DO THIS: Check every line of the data below for the string "Daily", and copy the ones that hold it.

DATA IN THIS EXERCISE:

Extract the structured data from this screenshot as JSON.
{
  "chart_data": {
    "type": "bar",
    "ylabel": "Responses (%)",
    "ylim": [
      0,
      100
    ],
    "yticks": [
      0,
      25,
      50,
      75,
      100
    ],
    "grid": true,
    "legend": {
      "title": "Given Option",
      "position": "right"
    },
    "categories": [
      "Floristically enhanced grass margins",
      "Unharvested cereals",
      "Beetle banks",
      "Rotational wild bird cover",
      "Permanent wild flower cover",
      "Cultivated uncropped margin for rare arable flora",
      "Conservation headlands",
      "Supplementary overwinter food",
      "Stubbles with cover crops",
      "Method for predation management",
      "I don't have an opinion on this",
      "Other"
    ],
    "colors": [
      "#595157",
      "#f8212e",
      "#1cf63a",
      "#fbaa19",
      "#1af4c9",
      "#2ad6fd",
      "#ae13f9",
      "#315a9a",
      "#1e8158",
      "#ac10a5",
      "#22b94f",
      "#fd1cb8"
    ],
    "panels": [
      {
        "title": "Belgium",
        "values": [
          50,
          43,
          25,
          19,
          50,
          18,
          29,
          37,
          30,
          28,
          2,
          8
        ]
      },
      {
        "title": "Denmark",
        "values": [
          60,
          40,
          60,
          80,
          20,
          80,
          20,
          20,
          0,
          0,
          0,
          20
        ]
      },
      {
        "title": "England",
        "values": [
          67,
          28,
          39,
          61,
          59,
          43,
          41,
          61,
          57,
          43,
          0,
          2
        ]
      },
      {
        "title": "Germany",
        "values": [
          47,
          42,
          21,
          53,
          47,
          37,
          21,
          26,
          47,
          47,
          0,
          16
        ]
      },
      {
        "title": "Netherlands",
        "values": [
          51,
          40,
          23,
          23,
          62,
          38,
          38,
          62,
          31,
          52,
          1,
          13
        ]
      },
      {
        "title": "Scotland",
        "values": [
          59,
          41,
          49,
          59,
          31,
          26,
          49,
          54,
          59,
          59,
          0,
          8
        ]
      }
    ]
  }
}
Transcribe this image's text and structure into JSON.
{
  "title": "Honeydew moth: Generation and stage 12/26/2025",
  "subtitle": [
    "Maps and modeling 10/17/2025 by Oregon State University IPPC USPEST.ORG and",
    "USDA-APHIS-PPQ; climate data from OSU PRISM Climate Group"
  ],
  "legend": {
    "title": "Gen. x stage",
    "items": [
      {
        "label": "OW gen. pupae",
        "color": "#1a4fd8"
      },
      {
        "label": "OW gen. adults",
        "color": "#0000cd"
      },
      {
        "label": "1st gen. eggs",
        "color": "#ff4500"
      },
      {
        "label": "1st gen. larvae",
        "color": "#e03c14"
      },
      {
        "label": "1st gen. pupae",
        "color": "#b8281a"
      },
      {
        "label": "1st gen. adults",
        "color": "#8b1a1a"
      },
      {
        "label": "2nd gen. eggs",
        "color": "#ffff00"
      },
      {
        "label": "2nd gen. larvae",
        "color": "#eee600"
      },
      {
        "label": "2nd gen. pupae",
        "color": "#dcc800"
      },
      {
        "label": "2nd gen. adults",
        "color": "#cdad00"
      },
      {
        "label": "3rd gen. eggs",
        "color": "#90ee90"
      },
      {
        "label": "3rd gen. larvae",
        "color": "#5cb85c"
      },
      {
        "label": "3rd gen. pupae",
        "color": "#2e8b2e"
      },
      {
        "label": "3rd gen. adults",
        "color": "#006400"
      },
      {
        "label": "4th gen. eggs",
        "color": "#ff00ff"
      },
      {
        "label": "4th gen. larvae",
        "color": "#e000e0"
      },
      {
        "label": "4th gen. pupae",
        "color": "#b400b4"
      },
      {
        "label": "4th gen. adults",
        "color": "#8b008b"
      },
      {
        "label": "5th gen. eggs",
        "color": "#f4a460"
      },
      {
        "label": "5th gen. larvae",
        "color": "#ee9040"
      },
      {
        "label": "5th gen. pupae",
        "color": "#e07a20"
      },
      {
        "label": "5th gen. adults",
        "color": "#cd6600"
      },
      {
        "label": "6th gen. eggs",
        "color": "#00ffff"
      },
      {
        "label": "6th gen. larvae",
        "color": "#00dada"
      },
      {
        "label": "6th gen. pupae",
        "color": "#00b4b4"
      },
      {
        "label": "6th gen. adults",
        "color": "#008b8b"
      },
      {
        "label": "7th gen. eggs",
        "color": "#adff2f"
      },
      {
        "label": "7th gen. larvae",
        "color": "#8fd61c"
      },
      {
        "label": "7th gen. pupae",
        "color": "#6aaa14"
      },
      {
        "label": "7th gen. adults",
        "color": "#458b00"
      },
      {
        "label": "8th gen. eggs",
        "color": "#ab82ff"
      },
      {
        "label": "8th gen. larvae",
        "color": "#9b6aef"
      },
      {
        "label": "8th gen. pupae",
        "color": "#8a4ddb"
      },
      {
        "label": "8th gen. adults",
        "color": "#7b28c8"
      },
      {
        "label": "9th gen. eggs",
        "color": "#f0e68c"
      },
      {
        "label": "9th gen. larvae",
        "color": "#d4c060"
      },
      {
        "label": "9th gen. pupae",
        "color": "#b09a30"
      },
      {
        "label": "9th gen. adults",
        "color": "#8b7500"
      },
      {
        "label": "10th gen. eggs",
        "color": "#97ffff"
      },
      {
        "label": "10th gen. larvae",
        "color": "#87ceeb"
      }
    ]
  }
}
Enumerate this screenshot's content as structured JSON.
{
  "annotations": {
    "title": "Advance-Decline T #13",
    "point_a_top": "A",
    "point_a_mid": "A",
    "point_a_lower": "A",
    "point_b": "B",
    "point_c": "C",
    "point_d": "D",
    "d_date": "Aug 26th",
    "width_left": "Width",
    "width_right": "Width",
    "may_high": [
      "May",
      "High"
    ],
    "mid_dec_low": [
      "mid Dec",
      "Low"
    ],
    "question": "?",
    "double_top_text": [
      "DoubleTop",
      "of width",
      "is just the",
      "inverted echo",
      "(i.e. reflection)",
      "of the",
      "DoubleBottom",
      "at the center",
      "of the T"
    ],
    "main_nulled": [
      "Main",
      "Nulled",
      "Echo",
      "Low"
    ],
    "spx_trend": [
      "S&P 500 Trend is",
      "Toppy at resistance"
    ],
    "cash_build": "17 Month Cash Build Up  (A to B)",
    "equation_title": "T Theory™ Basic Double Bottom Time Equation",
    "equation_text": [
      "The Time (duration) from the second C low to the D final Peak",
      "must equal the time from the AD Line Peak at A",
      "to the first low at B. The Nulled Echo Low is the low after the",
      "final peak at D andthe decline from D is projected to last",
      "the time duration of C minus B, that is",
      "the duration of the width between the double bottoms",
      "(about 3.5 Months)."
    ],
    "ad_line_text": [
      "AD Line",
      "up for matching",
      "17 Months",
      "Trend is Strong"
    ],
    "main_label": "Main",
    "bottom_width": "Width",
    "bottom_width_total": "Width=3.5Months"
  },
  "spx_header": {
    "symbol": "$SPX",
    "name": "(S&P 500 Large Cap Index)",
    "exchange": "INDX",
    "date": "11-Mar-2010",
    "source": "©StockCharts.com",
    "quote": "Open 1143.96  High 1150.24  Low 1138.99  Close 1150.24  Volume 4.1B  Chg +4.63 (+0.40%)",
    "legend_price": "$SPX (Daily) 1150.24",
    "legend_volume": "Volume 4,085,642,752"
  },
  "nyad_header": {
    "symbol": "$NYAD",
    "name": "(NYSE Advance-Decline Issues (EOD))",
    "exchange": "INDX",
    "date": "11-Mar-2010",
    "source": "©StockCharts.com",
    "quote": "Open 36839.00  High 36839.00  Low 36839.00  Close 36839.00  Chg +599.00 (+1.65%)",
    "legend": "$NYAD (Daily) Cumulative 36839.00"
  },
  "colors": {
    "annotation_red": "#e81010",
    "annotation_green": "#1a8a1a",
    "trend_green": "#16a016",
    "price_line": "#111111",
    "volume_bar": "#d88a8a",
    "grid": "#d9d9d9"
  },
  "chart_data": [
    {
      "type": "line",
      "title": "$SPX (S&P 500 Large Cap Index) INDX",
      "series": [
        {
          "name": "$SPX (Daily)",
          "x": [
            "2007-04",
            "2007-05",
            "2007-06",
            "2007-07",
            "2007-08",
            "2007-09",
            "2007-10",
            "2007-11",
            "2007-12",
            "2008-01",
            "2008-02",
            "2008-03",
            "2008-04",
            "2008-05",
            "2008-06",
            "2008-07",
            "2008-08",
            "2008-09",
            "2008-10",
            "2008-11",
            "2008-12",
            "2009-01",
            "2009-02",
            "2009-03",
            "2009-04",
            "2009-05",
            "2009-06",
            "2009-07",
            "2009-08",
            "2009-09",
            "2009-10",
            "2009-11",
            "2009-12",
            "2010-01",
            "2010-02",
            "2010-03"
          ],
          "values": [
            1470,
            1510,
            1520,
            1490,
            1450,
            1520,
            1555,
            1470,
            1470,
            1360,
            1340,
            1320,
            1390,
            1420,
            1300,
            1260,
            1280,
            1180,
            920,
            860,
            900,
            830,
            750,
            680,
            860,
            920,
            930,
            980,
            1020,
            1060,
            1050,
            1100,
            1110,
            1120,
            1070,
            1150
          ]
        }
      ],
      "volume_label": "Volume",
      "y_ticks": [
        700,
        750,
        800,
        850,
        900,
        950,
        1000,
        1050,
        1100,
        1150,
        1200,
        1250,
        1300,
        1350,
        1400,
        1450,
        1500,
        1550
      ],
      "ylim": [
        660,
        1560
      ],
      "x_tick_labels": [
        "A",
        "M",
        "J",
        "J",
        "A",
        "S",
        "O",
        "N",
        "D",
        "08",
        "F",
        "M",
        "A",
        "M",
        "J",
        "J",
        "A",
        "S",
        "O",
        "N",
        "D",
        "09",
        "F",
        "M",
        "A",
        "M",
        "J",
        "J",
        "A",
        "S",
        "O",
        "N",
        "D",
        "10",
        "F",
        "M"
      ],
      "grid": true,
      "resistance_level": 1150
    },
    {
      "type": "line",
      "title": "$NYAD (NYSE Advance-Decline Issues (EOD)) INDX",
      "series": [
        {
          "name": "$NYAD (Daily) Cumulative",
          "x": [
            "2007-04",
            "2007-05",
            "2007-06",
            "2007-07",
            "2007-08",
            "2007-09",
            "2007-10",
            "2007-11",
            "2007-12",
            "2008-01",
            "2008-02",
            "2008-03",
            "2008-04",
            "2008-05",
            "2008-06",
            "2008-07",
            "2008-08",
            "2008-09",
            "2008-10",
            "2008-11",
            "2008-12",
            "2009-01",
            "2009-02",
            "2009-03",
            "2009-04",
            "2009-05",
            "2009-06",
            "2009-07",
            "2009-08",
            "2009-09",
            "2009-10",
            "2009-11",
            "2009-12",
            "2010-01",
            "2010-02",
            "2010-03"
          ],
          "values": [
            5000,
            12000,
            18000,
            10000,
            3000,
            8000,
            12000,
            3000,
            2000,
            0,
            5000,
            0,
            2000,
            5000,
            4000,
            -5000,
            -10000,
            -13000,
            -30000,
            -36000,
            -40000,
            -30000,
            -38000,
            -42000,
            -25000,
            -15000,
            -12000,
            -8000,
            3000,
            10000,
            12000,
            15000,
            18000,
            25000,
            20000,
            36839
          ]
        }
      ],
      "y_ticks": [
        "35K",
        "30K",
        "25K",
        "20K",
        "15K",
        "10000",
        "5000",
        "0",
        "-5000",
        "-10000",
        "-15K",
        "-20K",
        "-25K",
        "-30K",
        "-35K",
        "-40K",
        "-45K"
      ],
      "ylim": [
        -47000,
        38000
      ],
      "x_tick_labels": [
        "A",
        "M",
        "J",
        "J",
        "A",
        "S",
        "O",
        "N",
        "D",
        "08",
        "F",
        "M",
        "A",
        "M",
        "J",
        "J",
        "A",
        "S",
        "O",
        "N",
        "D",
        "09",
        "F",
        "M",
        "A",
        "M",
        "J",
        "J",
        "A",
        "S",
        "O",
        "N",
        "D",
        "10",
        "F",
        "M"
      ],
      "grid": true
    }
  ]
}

ANSWER TO THE EXERCISE:
    "legend_price": "$SPX (Daily) 1150.24",
    "legend": "$NYAD (Daily) Cumulative 36839.00"
          "name": "$SPX (Daily)",
          "name": "$NYAD (Daily) Cumulative",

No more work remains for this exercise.